[Items from a data source]
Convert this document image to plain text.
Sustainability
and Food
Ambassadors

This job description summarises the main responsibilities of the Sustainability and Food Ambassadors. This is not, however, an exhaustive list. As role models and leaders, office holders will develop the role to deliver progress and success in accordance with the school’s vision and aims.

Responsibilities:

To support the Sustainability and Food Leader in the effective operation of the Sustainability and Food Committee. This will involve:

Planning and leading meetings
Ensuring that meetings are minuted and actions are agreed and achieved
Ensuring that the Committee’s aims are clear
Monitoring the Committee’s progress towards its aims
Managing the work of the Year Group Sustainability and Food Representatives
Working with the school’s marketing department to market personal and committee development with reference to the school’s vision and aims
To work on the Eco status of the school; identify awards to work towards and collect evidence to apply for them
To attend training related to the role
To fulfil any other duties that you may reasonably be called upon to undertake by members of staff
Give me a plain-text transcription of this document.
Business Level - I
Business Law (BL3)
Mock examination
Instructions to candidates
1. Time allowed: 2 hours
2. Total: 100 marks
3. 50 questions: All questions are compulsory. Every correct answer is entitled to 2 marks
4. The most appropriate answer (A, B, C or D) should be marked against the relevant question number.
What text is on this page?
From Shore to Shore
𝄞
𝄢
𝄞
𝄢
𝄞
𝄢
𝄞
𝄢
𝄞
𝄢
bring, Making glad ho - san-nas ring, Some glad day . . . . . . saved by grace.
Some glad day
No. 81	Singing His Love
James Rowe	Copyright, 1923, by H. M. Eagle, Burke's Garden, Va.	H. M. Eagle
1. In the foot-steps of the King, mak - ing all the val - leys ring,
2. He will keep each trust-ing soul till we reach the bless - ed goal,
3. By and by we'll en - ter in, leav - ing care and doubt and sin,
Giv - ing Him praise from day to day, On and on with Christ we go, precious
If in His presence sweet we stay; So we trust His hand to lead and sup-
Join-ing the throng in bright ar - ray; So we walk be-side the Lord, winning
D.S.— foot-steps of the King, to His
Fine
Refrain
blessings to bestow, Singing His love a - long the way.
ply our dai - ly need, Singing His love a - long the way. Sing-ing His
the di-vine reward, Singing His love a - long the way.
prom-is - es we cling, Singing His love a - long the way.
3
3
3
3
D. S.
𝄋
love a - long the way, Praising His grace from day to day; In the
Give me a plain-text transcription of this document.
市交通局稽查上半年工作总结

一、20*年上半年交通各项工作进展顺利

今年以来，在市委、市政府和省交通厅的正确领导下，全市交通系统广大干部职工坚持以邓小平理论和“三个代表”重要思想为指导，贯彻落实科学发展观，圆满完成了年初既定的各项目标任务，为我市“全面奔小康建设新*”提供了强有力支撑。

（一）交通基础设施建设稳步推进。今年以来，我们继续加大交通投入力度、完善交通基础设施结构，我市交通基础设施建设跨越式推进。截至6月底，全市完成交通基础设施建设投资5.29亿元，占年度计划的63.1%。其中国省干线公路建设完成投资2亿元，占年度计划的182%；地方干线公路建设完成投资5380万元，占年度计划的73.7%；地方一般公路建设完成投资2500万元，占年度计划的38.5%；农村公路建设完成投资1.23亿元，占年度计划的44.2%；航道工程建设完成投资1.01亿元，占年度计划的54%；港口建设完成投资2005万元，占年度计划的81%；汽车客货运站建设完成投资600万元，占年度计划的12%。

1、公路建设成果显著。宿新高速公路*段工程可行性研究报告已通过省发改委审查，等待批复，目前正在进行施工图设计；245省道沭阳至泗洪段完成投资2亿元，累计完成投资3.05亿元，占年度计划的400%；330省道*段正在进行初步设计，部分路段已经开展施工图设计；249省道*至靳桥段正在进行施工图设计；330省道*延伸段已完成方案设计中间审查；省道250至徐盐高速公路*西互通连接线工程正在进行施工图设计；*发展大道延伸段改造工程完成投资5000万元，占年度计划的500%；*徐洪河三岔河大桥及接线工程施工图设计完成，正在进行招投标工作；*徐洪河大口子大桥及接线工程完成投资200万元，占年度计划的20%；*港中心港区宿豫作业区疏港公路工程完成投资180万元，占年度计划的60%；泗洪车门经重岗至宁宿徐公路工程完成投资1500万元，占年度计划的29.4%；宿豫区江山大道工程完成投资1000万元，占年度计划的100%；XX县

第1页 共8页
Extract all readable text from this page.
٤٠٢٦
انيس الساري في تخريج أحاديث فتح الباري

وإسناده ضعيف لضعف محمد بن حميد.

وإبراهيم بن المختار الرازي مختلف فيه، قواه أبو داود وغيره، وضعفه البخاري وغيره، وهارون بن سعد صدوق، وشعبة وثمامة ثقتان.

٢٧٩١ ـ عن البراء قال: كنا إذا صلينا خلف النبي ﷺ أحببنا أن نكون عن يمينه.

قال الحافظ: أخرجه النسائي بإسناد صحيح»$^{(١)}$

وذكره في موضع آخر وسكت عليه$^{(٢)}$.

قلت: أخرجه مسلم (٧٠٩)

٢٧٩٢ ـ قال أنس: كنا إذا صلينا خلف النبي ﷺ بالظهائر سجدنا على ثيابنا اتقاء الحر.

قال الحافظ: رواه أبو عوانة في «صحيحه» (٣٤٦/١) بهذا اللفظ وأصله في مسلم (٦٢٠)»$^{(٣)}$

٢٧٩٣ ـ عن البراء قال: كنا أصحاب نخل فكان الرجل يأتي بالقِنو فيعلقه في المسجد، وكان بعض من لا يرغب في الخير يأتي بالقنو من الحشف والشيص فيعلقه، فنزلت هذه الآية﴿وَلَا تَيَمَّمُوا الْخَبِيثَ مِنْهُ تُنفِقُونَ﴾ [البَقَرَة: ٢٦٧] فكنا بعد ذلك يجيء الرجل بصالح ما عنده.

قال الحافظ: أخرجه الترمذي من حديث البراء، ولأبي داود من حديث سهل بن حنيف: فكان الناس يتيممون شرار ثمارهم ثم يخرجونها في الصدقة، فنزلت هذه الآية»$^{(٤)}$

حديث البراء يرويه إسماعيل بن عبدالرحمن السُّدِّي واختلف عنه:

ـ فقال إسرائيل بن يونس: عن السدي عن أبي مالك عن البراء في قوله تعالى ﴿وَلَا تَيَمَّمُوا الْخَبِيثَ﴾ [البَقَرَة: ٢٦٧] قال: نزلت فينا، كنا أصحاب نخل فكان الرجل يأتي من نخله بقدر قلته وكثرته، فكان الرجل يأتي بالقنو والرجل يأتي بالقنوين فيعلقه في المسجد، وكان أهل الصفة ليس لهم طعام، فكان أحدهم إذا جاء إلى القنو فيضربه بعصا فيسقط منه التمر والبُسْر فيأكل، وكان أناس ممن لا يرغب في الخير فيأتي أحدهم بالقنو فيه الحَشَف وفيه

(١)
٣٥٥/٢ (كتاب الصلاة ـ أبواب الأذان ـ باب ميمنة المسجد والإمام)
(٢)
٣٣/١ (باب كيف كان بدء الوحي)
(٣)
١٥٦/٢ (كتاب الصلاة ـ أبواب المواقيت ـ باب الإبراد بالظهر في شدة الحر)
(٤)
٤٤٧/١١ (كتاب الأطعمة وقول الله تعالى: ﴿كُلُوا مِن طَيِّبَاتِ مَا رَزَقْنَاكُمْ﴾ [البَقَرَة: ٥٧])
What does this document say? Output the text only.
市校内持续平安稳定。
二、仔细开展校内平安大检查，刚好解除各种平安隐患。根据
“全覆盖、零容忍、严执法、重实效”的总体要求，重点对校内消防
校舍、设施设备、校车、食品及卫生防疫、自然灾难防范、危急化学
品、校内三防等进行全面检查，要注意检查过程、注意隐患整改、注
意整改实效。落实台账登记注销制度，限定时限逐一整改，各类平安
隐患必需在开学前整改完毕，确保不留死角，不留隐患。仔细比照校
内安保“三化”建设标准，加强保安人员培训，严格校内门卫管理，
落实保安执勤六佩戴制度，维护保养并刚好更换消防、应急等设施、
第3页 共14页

Short problem | From the listing, copy each line containing the word "الحر".

Task response |
٢٧٩٢ ـ قال أنس: كنا إذا صلينا خلف النبي ﷺ بالظهائر سجدنا على ثيابنا اتقاء الحر.
١٥٦/٢ (كتاب الصلاة ـ أبواب المواقيت ـ باب الإبراد بالظهر في شدة الحر)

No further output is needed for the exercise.